INFORMATION SHOWN:

# # #

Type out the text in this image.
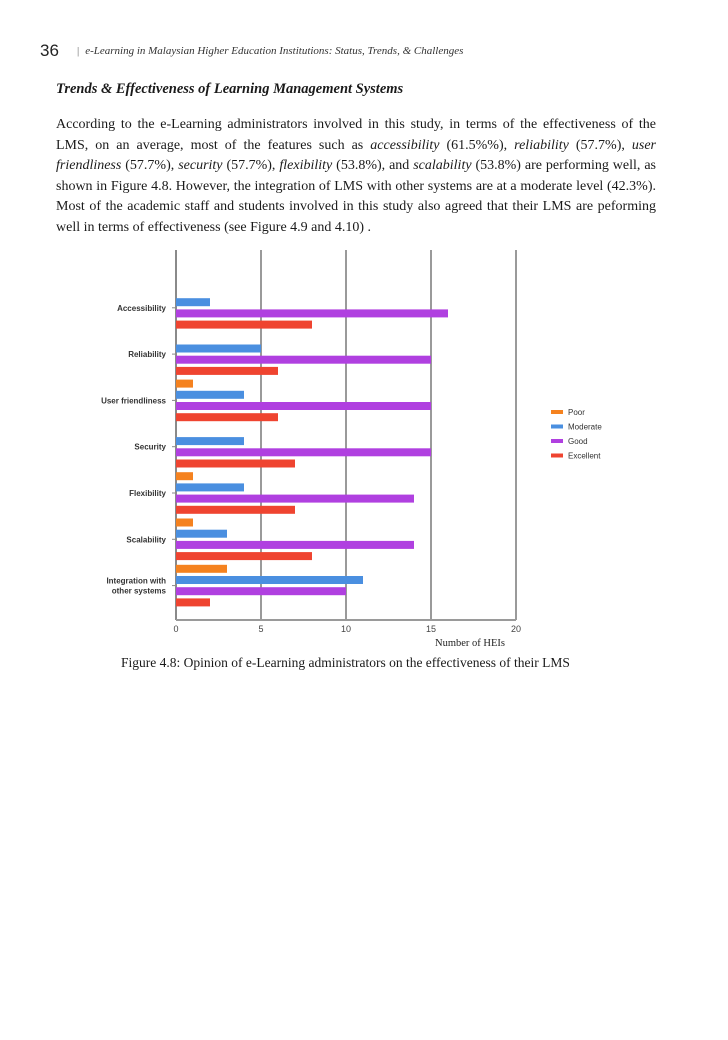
36 | e-Learning in Malaysian Higher Education Institutions: Status, Trends, & Challenges
Trends & Effectiveness of Learning Management Systems
According to the e-Learning administrators involved in this study, in terms of the effectiveness of the LMS, on an average, most of the features such as accessibility (61.5%%), reliability (57.7%), user friendliness (57.7%), security (57.7%), flexibility (53.8%), and scalability (53.8%) are performing well, as shown in Figure 4.8. However, the integration of LMS with other systems are at a moderate level (42.3%). Most of the academic staff and students involved in this study also agreed that their LMS are peforming well in terms of effectiveness (see Figure 4.9 and 4.10) .
0	5	10	15	20
Accessibility
Reliability
User friendliness
Security
Flexibility
Scalability
Integration with other systems
Poor
Moderate
Good
Excellent
Number of HEIs
Figure 4.8: Opinion of e-Learning administrators on the effectiveness of their LMS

# # #

YOUR INSTRUCTIONS: Using the listing, collect all lines in which the string "Trends" is found.

FULL ANSWER:
36 | e-Learning in Malaysian Higher Education Institutions: Status, Trends, & Challenges
Trends & Effectiveness of Learning Management Systems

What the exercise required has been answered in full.